Give the number of lines that include the word "snapshot", and nothing else.

Extracted records:

____

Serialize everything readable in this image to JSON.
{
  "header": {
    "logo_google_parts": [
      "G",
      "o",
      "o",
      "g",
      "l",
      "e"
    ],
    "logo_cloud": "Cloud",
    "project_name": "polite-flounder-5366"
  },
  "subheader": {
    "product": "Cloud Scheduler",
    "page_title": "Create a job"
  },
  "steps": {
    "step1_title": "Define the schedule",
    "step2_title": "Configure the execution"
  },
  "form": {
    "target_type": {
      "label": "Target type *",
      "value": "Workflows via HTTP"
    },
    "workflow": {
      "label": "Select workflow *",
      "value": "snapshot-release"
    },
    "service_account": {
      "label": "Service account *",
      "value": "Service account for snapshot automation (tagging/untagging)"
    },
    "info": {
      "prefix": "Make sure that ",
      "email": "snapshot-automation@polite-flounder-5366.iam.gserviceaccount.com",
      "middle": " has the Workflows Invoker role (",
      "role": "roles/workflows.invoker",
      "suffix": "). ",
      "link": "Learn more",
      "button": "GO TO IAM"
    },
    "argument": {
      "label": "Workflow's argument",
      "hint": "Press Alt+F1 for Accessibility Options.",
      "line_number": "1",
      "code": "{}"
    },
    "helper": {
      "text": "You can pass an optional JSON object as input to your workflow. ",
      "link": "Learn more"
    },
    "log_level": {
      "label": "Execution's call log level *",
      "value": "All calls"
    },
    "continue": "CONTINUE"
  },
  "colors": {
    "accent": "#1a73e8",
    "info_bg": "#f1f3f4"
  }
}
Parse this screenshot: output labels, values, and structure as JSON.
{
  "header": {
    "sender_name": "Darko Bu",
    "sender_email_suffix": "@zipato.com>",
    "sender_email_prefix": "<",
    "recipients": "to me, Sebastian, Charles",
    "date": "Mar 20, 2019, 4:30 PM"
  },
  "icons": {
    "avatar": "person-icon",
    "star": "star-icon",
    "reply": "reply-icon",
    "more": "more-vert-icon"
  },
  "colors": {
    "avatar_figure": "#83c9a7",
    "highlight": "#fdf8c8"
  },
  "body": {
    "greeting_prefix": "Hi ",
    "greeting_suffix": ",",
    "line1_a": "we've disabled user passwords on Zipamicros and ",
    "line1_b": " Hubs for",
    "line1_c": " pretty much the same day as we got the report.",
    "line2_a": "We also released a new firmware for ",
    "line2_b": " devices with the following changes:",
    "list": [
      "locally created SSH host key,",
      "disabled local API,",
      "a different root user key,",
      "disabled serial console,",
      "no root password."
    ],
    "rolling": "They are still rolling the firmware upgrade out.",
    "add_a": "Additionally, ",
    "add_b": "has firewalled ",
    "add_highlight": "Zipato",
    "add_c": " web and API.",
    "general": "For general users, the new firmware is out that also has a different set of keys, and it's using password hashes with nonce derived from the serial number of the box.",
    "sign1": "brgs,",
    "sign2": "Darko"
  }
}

____

Output for this exercise
3